(Records)
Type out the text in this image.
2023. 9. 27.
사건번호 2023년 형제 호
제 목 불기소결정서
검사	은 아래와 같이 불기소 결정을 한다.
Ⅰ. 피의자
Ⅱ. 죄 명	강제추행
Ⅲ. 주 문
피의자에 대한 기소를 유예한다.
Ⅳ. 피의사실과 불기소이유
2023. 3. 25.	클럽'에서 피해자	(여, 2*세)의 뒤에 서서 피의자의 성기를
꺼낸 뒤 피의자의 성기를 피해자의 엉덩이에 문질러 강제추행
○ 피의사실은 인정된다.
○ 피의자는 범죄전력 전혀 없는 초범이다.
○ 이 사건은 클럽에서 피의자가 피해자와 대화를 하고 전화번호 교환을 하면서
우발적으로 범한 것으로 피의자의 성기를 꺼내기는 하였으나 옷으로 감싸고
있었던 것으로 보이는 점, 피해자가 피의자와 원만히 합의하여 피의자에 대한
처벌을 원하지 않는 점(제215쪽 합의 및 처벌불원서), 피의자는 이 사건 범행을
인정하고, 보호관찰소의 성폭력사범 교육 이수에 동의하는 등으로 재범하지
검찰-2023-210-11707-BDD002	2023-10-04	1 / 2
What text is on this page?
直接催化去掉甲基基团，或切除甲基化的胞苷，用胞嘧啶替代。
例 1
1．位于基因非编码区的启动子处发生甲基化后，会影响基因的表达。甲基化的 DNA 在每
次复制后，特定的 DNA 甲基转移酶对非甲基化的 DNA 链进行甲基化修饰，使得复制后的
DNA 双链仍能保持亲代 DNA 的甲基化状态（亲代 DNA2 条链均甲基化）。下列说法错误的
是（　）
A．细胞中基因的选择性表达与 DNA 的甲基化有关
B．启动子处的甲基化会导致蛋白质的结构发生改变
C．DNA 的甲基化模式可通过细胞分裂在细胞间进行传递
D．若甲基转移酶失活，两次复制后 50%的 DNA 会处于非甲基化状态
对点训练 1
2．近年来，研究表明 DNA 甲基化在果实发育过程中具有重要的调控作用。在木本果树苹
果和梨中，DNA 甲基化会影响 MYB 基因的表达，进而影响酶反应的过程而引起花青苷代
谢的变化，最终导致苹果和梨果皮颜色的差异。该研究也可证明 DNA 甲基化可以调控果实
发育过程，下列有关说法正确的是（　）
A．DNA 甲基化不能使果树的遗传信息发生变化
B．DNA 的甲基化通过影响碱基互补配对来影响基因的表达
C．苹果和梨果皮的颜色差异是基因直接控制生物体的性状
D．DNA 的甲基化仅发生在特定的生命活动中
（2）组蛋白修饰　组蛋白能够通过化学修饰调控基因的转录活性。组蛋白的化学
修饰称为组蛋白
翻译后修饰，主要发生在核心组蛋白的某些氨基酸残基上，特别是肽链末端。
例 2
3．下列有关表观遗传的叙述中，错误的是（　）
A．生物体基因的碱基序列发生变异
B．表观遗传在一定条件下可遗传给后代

# Written exercise:
Repeat only the stretch of lines that begins at the line containing "What text is on this page?" and ends at the last line above, both included.

# Finished exercise:
What text is on this page?
直接催化去掉甲基基团，或切除甲基化的胞苷，用胞嘧啶替代。
例 1
1．位于基因非编码区的启动子处发生甲基化后，会影响基因的表达。甲基化的 DNA 在每
次复制后，特定的 DNA 甲基转移酶对非甲基化的 DNA 链进行甲基化修饰，使得复制后的
DNA 双链仍能保持亲代 DNA 的甲基化状态（亲代 DNA2 条链均甲基化）。下列说法错误的
是（　）
A．细胞中基因的选择性表达与 DNA 的甲基化有关
B．启动子处的甲基化会导致蛋白质的结构发生改变
C．DNA 的甲基化模式可通过细胞分裂在细胞间进行传递
D．若甲基转移酶失活，两次复制后 50%的 DNA 会处于非甲基化状态
对点训练 1
2．近年来，研究表明 DNA 甲基化在果实发育过程中具有重要的调控作用。在木本果树苹
果和梨中，DNA 甲基化会影响 MYB 基因的表达，进而影响酶反应的过程而引起花青苷代
谢的变化，最终导致苹果和梨果皮颜色的差异。该研究也可证明 DNA 甲基化可以调控果实
发育过程，下列有关说法正确的是（　）
A．DNA 甲基化不能使果树的遗传信息发生变化
B．DNA 的甲基化通过影响碱基互补配对来影响基因的表达
C．苹果和梨果皮的颜色差异是基因直接控制生物体的性状
D．DNA 的甲基化仅发生在特定的生命活动中
（2）组蛋白修饰　组蛋白能够通过化学修饰调控基因的转录活性。组蛋白的化学
修饰称为组蛋白
翻译后修饰，主要发生在核心组蛋白的某些氨基酸残基上，特别是肽链末端。
例 2
3．下列有关表观遗传的叙述中，错误的是（　）
A．生物体基因的碱基序列发生变异
B．表观遗传在一定条件下可遗传给后代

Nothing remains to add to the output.